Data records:
--------
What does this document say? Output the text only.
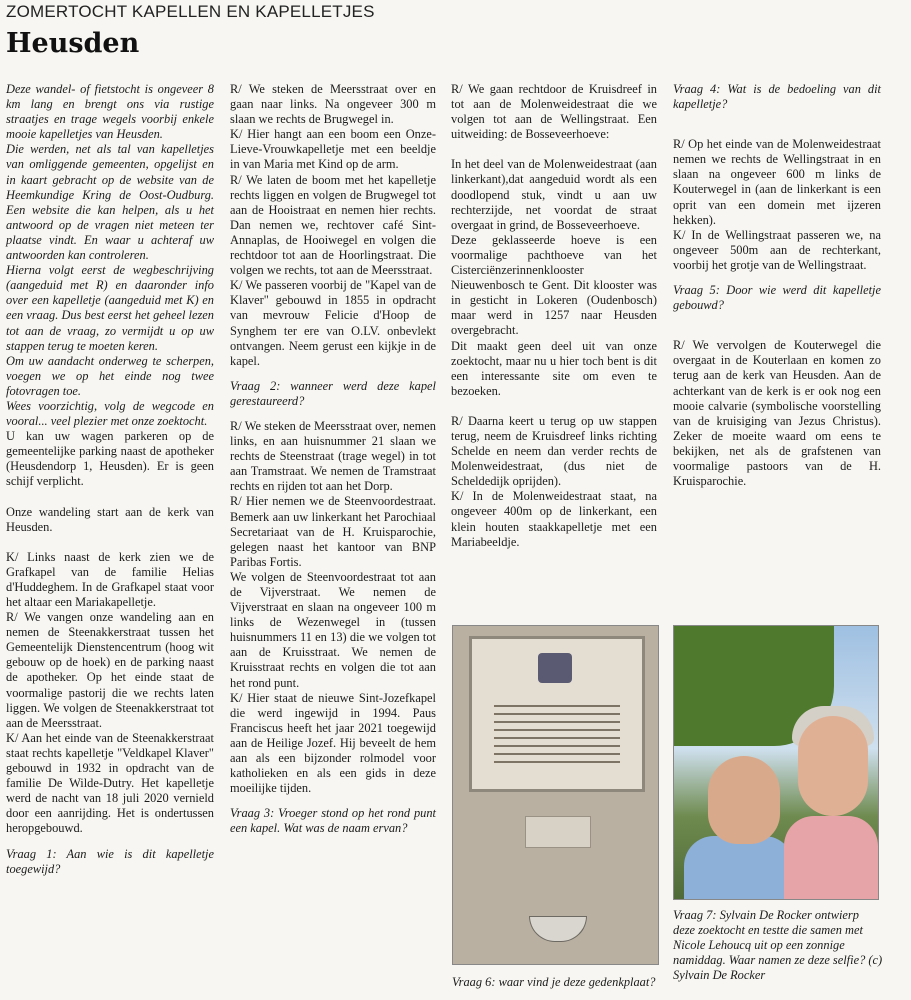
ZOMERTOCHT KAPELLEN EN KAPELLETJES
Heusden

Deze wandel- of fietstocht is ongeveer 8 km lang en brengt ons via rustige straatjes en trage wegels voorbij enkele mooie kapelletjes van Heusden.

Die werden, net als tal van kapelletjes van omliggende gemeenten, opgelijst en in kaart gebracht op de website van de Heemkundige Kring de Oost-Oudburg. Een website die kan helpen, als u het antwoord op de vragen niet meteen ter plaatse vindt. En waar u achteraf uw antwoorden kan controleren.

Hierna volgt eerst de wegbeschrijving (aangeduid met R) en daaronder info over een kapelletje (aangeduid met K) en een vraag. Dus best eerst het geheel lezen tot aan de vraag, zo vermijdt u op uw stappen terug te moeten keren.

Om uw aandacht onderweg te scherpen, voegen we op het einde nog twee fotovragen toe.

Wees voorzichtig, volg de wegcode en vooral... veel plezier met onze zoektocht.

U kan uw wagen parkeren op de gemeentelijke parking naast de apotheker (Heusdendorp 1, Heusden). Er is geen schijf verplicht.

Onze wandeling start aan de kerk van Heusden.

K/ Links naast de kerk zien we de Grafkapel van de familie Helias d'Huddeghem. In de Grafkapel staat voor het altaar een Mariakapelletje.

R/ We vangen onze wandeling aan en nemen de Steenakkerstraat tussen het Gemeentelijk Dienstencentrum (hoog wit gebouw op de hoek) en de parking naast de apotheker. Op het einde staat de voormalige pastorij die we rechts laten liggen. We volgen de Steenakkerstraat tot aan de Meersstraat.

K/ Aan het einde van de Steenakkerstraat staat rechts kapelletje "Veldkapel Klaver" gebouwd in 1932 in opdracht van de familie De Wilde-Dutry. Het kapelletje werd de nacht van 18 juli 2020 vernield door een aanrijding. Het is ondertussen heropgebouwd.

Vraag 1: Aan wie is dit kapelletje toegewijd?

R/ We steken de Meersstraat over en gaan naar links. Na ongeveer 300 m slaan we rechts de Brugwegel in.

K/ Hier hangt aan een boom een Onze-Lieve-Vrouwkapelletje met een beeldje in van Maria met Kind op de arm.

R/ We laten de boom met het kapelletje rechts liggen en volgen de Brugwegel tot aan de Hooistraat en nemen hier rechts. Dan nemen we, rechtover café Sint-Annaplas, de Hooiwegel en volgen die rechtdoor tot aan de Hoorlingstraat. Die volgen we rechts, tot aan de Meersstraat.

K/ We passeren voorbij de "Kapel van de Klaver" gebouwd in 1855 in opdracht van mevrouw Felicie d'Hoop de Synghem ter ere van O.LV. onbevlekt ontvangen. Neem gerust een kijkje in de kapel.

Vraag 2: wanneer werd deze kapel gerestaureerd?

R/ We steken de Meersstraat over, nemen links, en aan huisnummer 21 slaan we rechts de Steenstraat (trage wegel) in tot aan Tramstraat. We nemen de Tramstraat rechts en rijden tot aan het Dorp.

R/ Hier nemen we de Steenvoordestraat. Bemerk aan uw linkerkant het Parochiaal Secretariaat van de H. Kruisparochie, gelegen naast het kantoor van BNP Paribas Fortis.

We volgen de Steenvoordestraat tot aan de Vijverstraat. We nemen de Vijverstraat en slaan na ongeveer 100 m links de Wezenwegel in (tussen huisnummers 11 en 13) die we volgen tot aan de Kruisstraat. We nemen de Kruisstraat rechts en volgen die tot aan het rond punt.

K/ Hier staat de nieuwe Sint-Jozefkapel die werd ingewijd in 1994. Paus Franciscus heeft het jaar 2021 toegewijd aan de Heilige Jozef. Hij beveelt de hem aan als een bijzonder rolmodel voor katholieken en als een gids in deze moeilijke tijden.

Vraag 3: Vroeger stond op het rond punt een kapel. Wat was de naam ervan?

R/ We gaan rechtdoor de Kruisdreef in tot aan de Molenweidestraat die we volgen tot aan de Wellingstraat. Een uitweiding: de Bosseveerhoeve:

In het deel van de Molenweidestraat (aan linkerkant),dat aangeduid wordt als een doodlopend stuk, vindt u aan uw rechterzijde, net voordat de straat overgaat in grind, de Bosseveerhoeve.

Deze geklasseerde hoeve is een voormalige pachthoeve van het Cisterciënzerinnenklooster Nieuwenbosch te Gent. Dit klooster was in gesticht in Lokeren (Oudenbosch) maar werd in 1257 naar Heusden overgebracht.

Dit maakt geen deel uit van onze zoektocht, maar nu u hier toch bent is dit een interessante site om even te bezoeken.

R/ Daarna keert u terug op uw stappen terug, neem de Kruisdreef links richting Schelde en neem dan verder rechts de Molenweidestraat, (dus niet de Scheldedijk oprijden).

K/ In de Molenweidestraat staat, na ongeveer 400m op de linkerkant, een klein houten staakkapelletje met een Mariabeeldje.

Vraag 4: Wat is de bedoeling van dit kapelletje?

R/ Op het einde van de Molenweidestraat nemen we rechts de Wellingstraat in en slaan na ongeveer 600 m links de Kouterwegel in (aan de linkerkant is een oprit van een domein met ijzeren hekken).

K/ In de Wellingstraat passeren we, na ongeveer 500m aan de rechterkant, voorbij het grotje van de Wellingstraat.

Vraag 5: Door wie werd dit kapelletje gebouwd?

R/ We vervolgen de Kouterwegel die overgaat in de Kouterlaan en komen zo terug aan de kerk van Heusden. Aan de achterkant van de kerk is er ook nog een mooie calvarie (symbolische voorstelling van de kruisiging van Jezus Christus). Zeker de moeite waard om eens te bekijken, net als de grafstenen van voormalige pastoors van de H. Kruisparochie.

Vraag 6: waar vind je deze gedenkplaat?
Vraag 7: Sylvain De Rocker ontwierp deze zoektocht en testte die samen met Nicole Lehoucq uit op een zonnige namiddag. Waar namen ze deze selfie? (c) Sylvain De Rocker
--------
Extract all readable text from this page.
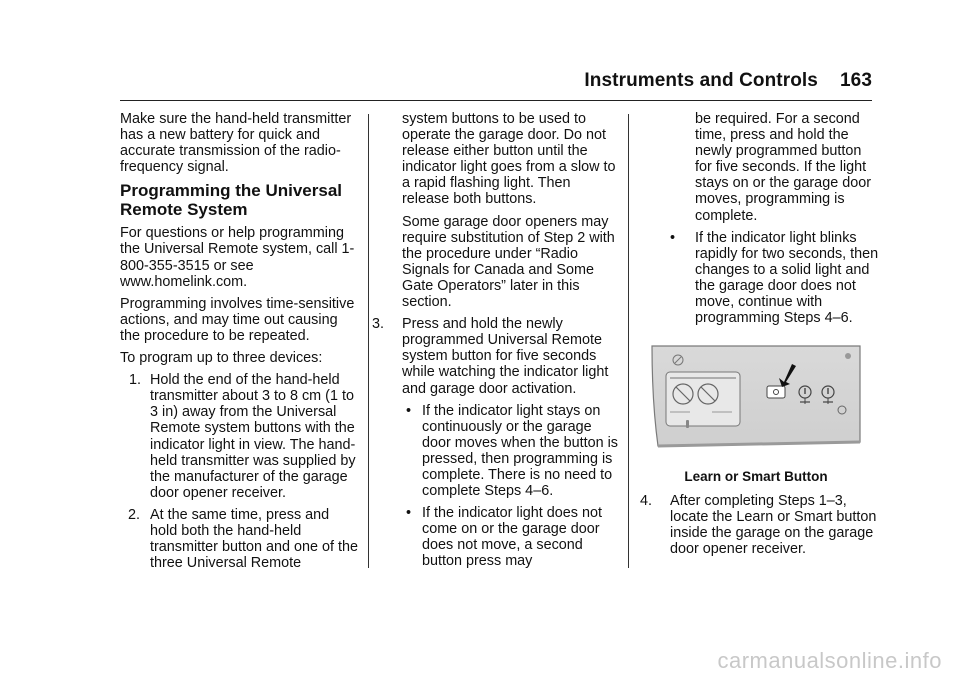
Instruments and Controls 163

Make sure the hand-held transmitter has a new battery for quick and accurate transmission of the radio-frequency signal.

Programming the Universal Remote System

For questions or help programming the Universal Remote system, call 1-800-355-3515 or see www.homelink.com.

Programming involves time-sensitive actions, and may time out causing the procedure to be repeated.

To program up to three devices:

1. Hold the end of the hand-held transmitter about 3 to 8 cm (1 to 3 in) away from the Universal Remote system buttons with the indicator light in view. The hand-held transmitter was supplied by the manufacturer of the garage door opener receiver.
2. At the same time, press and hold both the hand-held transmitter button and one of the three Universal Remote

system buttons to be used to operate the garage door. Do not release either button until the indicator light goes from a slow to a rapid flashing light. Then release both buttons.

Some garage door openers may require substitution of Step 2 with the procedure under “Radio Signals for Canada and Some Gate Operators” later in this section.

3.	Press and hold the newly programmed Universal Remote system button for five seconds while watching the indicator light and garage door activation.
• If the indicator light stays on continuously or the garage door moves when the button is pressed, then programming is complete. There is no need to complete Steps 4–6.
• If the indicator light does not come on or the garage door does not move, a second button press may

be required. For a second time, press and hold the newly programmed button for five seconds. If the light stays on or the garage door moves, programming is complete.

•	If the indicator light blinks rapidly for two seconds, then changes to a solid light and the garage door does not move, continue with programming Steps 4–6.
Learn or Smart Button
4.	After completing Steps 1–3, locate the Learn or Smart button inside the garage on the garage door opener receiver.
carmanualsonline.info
--------
# [REQUIRED WORK]
Scan the material line by line and report each one that contains "this".

# [ANSWER TO THE EXERCISE]
What does this document say? Output the text only.
Extract all readable text from this page.
Some garage door openers may require substitution of Step 2 with the procedure under “Radio Signals for Canada and Some Gate Operators” later in this section.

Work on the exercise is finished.